Extracts from a graphics dataset:
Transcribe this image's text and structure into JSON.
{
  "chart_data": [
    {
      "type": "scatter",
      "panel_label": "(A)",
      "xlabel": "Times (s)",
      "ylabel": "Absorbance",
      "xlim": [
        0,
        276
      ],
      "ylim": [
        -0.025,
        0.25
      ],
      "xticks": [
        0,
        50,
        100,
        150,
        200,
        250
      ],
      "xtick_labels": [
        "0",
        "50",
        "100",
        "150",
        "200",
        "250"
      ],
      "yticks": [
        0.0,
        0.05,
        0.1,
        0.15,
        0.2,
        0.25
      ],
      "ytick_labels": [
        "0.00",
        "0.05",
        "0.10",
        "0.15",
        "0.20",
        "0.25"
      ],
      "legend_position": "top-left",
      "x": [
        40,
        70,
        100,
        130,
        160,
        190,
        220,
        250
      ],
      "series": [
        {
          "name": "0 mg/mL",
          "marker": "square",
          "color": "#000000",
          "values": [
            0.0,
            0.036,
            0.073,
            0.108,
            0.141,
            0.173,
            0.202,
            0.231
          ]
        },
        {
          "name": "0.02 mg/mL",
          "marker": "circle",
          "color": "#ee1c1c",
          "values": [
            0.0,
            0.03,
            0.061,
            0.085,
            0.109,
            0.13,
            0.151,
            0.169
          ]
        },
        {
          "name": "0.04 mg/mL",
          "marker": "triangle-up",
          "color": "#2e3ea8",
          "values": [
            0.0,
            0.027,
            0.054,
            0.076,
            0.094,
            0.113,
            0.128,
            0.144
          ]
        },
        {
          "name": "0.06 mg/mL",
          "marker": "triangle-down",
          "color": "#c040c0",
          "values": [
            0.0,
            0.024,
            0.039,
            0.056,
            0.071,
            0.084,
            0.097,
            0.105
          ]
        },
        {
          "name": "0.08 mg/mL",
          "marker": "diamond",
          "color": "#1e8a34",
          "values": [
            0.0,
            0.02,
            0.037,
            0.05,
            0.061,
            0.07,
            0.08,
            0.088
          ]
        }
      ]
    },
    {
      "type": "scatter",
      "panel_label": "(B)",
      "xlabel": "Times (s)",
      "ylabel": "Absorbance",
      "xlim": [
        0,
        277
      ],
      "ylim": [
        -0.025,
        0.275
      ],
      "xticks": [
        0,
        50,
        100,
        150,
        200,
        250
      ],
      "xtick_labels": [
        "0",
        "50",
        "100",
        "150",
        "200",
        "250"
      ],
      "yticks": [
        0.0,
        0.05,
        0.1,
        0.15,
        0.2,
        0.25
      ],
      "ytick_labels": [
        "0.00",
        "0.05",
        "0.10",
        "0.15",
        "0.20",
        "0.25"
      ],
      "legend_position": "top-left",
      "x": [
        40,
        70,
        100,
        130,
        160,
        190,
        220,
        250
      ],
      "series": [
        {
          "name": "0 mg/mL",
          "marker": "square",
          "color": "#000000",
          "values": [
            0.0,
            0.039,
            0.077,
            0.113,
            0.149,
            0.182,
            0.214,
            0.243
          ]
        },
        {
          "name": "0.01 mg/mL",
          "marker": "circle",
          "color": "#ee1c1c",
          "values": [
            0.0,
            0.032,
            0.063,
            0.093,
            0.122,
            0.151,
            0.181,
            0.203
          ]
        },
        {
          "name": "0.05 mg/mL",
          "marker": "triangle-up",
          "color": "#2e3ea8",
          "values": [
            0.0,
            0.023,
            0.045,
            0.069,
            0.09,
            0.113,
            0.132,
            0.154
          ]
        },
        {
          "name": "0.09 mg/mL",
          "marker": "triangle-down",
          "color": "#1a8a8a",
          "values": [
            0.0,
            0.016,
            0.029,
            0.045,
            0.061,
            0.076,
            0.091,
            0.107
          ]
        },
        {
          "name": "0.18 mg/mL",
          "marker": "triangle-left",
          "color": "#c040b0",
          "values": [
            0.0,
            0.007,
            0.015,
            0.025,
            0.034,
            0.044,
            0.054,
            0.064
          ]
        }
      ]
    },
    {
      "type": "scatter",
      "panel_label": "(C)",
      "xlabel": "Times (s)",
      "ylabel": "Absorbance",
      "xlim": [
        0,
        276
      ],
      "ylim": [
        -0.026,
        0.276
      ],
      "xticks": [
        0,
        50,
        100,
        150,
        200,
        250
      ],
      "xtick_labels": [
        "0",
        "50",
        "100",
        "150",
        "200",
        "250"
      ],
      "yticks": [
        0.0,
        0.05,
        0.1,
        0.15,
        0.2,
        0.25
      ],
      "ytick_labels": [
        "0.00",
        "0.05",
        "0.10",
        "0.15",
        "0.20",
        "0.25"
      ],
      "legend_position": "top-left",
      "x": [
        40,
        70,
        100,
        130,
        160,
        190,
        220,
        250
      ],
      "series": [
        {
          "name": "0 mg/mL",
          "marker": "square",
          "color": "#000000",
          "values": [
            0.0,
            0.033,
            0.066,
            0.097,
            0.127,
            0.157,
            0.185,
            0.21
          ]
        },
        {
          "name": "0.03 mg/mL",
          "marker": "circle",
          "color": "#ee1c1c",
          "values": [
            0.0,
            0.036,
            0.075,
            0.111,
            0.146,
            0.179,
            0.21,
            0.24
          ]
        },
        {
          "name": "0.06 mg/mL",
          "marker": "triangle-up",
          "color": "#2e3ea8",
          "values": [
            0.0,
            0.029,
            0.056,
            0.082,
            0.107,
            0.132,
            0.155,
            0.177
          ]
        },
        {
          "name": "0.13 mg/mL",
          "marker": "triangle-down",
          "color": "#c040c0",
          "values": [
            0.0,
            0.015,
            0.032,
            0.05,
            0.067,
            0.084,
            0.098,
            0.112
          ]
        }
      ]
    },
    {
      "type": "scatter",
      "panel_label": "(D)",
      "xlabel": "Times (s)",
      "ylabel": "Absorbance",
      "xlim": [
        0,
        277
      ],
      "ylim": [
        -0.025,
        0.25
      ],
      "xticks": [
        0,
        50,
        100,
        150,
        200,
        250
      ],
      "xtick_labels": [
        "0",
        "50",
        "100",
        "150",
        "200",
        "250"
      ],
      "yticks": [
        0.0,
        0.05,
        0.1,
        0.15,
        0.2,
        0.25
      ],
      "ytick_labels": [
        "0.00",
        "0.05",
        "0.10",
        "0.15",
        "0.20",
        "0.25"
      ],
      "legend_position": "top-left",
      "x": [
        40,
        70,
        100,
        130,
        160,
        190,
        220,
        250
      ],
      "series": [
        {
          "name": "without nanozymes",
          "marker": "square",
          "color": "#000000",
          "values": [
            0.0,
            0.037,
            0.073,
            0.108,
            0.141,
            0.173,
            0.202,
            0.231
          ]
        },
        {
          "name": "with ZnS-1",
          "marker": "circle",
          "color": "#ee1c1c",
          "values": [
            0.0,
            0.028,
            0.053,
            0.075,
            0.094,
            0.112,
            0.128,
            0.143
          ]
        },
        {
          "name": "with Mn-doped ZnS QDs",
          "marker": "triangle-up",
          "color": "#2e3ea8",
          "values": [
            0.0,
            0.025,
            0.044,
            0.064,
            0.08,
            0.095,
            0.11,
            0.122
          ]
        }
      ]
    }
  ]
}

* **Problem to solve**: Repeat every entry word for word.

* **Reply**:
Transcribe this image's text and structure into JSON.
{
  "chart_data": [
    {
      "type": "scatter",
      "panel_label": "(A)",
      "xlabel": "Times (s)",
      "ylabel": "Absorbance",
      "xlim": [
        0,
        276
      ],
      "ylim": [
        -0.025,
        0.25
      ],
      "xticks": [
        0,
        50,
        100,
        150,
        200,
        250
      ],
      "xtick_labels": [
        "0",
        "50",
        "100",
        "150",
        "200",
        "250"
      ],
      "yticks": [
        0.0,
        0.05,
        0.1,
        0.15,
        0.2,
        0.25
      ],
      "ytick_labels": [
        "0.00",
        "0.05",
        "0.10",
        "0.15",
        "0.20",
        "0.25"
      ],
      "legend_position": "top-left",
      "x": [
        40,
        70,
        100,
        130,
        160,
        190,
        220,
        250
      ],
      "series": [
        {
          "name": "0 mg/mL",
          "marker": "square",
          "color": "#000000",
          "values": [
            0.0,
            0.036,
            0.073,
            0.108,
            0.141,
            0.173,
            0.202,
            0.231
          ]
        },
        {
          "name": "0.02 mg/mL",
          "marker": "circle",
          "color": "#ee1c1c",
          "values": [
            0.0,
            0.03,
            0.061,
            0.085,
            0.109,
            0.13,
            0.151,
            0.169
          ]
        },
        {
          "name": "0.04 mg/mL",
          "marker": "triangle-up",
          "color": "#2e3ea8",
          "values": [
            0.0,
            0.027,
            0.054,
            0.076,
            0.094,
            0.113,
            0.128,
            0.144
          ]
        },
        {
          "name": "0.06 mg/mL",
          "marker": "triangle-down",
          "color": "#c040c0",
          "values": [
            0.0,
            0.024,
            0.039,
            0.056,
            0.071,
            0.084,
            0.097,
            0.105
          ]
        },
        {
          "name": "0.08 mg/mL",
          "marker": "diamond",
          "color": "#1e8a34",
          "values": [
            0.0,
            0.02,
            0.037,
            0.05,
            0.061,
            0.07,
            0.08,
            0.088
          ]
        }
      ]
    },
    {
      "type": "scatter",
      "panel_label": "(B)",
      "xlabel": "Times (s)",
      "ylabel": "Absorbance",
      "xlim": [
        0,
        277
      ],
      "ylim": [
        -0.025,
        0.275
      ],
      "xticks": [
        0,
        50,
        100,
        150,
        200,
        250
      ],
      "xtick_labels": [
        "0",
        "50",
        "100",
        "150",
        "200",
        "250"
      ],
      "yticks": [
        0.0,
        0.05,
        0.1,
        0.15,
        0.2,
        0.25
      ],
      "ytick_labels": [
        "0.00",
        "0.05",
        "0.10",
        "0.15",
        "0.20",
        "0.25"
      ],
      "legend_position": "top-left",
      "x": [
        40,
        70,
        100,
        130,
        160,
        190,
        220,
        250
      ],
      "series": [
        {
          "name": "0 mg/mL",
          "marker": "square",
          "color": "#000000",
          "values": [
            0.0,
            0.039,
            0.077,
            0.113,
            0.149,
            0.182,
            0.214,
            0.243
          ]
        },
        {
          "name": "0.01 mg/mL",
          "marker": "circle",
          "color": "#ee1c1c",
          "values": [
            0.0,
            0.032,
            0.063,
            0.093,
            0.122,
            0.151,
            0.181,
            0.203
          ]
        },
        {
          "name": "0.05 mg/mL",
          "marker": "triangle-up",
          "color": "#2e3ea8",
          "values": [
            0.0,
            0.023,
            0.045,
            0.069,
            0.09,
            0.113,
            0.132,
            0.154
          ]
        },
        {
          "name": "0.09 mg/mL",
          "marker": "triangle-down",
          "color": "#1a8a8a",
          "values": [
            0.0,
            0.016,
            0.029,
            0.045,
            0.061,
            0.076,
            0.091,
            0.107
          ]
        },
        {
          "name": "0.18 mg/mL",
          "marker": "triangle-left",
          "color": "#c040b0",
          "values": [
            0.0,
            0.007,
            0.015,
            0.025,
            0.034,
            0.044,
            0.054,
            0.064
          ]
        }
      ]
    },
    {
      "type": "scatter",
      "panel_label": "(C)",
      "xlabel": "Times (s)",
      "ylabel": "Absorbance",
      "xlim": [
        0,
        276
      ],
      "ylim": [
        -0.026,
        0.276
      ],
      "xticks": [
        0,
        50,
        100,
        150,
        200,
        250
      ],
      "xtick_labels": [
        "0",
        "50",
        "100",
        "150",
        "200",
        "250"
      ],
      "yticks": [
        0.0,
        0.05,
        0.1,
        0.15,
        0.2,
        0.25
      ],
      "ytick_labels": [
        "0.00",
        "0.05",
        "0.10",
        "0.15",
        "0.20",
        "0.25"
      ],
      "legend_position": "top-left",
      "x": [
        40,
        70,
        100,
        130,
        160,
        190,
        220,
        250
      ],
      "series": [
        {
          "name": "0 mg/mL",
          "marker": "square",
          "color": "#000000",
          "values": [
            0.0,
            0.033,
            0.066,
            0.097,
            0.127,
            0.157,
            0.185,
            0.21
          ]
        },
        {
          "name": "0.03 mg/mL",
          "marker": "circle",
          "color": "#ee1c1c",
          "values": [
            0.0,
            0.036,
            0.075,
            0.111,
            0.146,
            0.179,
            0.21,
            0.24
          ]
        },
        {
          "name": "0.06 mg/mL",
          "marker": "triangle-up",
          "color": "#2e3ea8",
          "values": [
            0.0,
            0.029,
            0.056,
            0.082,
            0.107,
            0.132,
            0.155,
            0.177
          ]
        },
        {
          "name": "0.13 mg/mL",
          "marker": "triangle-down",
          "color": "#c040c0",
          "values": [
            0.0,
            0.015,
            0.032,
            0.05,
            0.067,
            0.084,
            0.098,
            0.112
          ]
        }
      ]
    },
    {
      "type": "scatter",
      "panel_label": "(D)",
      "xlabel": "Times (s)",
      "ylabel": "Absorbance",
      "xlim": [
        0,
        277
      ],
      "ylim": [
        -0.025,
        0.25
      ],
      "xticks": [
        0,
        50,
        100,
        150,
        200,
        250
      ],
      "xtick_labels": [
        "0",
        "50",
        "100",
        "150",
        "200",
        "250"
      ],
      "yticks": [
        0.0,
        0.05,
        0.1,
        0.15,
        0.2,
        0.25
      ],
      "ytick_labels": [
        "0.00",
        "0.05",
        "0.10",
        "0.15",
        "0.20",
        "0.25"
      ],
      "legend_position": "top-left",
      "x": [
        40,
        70,
        100,
        130,
        160,
        190,
        220,
        250
      ],
      "series": [
        {
          "name": "without nanozymes",
          "marker": "square",
          "color": "#000000",
          "values": [
            0.0,
            0.037,
            0.073,
            0.108,
            0.141,
            0.173,
            0.202,
            0.231
          ]
        },
        {
          "name": "with ZnS-1",
          "marker": "circle",
          "color": "#ee1c1c",
          "values": [
            0.0,
            0.028,
            0.053,
            0.075,
            0.094,
            0.112,
            0.128,
            0.143
          ]
        },
        {
          "name": "with Mn-doped ZnS QDs",
          "marker": "triangle-up",
          "color": "#2e3ea8",
          "values": [
            0.0,
            0.025,
            0.044,
            0.064,
            0.08,
            0.095,
            0.11,
            0.122
          ]
        }
      ]
    }
  ]
}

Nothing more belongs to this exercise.